## INFORMATION SUPPLIED
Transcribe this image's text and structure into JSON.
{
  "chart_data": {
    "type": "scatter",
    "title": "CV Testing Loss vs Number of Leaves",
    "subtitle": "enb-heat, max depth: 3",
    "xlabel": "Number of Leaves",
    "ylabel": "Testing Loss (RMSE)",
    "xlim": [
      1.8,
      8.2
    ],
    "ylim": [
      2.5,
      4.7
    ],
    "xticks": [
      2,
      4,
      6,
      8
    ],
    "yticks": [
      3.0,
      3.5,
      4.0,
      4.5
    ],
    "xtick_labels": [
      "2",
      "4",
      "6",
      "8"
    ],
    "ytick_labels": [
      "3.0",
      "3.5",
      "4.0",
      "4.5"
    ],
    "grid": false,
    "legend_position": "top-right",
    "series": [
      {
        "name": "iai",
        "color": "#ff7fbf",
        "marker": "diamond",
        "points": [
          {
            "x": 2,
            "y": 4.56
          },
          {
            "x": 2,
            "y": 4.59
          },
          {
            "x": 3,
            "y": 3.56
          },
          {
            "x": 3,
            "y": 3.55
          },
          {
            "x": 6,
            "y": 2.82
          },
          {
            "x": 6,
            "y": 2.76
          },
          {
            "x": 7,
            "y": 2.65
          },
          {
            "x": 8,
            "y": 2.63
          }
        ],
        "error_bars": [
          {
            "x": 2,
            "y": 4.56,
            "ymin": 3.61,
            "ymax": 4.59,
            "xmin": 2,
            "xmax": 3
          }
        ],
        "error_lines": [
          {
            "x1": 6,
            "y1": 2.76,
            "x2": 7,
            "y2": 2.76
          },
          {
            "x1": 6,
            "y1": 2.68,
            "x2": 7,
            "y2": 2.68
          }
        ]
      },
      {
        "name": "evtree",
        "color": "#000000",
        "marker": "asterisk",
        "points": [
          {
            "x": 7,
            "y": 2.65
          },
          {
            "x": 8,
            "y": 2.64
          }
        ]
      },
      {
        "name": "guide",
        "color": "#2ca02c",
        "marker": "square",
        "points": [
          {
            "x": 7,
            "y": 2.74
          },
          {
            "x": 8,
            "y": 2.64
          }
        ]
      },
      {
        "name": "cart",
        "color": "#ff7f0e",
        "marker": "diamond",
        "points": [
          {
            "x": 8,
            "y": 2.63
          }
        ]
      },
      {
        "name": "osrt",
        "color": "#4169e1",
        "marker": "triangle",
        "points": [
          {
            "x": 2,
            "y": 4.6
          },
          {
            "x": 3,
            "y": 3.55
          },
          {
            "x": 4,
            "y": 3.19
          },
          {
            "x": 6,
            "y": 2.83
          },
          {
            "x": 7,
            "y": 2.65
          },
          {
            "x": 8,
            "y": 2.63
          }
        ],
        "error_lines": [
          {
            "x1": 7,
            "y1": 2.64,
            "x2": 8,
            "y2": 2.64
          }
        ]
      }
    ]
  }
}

## WORK TO COMPLETE
Exact output of every entry is required.

## RESPONSE TO THIS EXERCISE
Transcribe this image's text and structure into JSON.
{
  "chart_data": {
    "type": "scatter",
    "title": "CV Testing Loss vs Number of Leaves",
    "subtitle": "enb-heat, max depth: 3",
    "xlabel": "Number of Leaves",
    "ylabel": "Testing Loss (RMSE)",
    "xlim": [
      1.8,
      8.2
    ],
    "ylim": [
      2.5,
      4.7
    ],
    "xticks": [
      2,
      4,
      6,
      8
    ],
    "yticks": [
      3.0,
      3.5,
      4.0,
      4.5
    ],
    "xtick_labels": [
      "2",
      "4",
      "6",
      "8"
    ],
    "ytick_labels": [
      "3.0",
      "3.5",
      "4.0",
      "4.5"
    ],
    "grid": false,
    "legend_position": "top-right",
    "series": [
      {
        "name": "iai",
        "color": "#ff7fbf",
        "marker": "diamond",
        "points": [
          {
            "x": 2,
            "y": 4.56
          },
          {
            "x": 2,
            "y": 4.59
          },
          {
            "x": 3,
            "y": 3.56
          },
          {
            "x": 3,
            "y": 3.55
          },
          {
            "x": 6,
            "y": 2.82
          },
          {
            "x": 6,
            "y": 2.76
          },
          {
            "x": 7,
            "y": 2.65
          },
          {
            "x": 8,
            "y": 2.63
          }
        ],
        "error_bars": [
          {
            "x": 2,
            "y": 4.56,
            "ymin": 3.61,
            "ymax": 4.59,
            "xmin": 2,
            "xmax": 3
          }
        ],
        "error_lines": [
          {
            "x1": 6,
            "y1": 2.76,
            "x2": 7,
            "y2": 2.76
          },
          {
            "x1": 6,
            "y1": 2.68,
            "x2": 7,
            "y2": 2.68
          }
        ]
      },
      {
        "name": "evtree",
        "color": "#000000",
        "marker": "asterisk",
        "points": [
          {
            "x": 7,
            "y": 2.65
          },
          {
            "x": 8,
            "y": 2.64
          }
        ]
      },
      {
        "name": "guide",
        "color": "#2ca02c",
        "marker": "square",
        "points": [
          {
            "x": 7,
            "y": 2.74
          },
          {
            "x": 8,
            "y": 2.64
          }
        ]
      },
      {
        "name": "cart",
        "color": "#ff7f0e",
        "marker": "diamond",
        "points": [
          {
            "x": 8,
            "y": 2.63
          }
        ]
      },
      {
        "name": "osrt",
        "color": "#4169e1",
        "marker": "triangle",
        "points": [
          {
            "x": 2,
            "y": 4.6
          },
          {
            "x": 3,
            "y": 3.55
          },
          {
            "x": 4,
            "y": 3.19
          },
          {
            "x": 6,
            "y": 2.83
          },
          {
            "x": 7,
            "y": 2.65
          },
          {
            "x": 8,
            "y": 2.63
          }
        ],
        "error_lines": [
          {
            "x1": 7,
            "y1": 2.64,
            "x2": 8,
            "y2": 2.64
          }
        ]
      }
    ]
  }
}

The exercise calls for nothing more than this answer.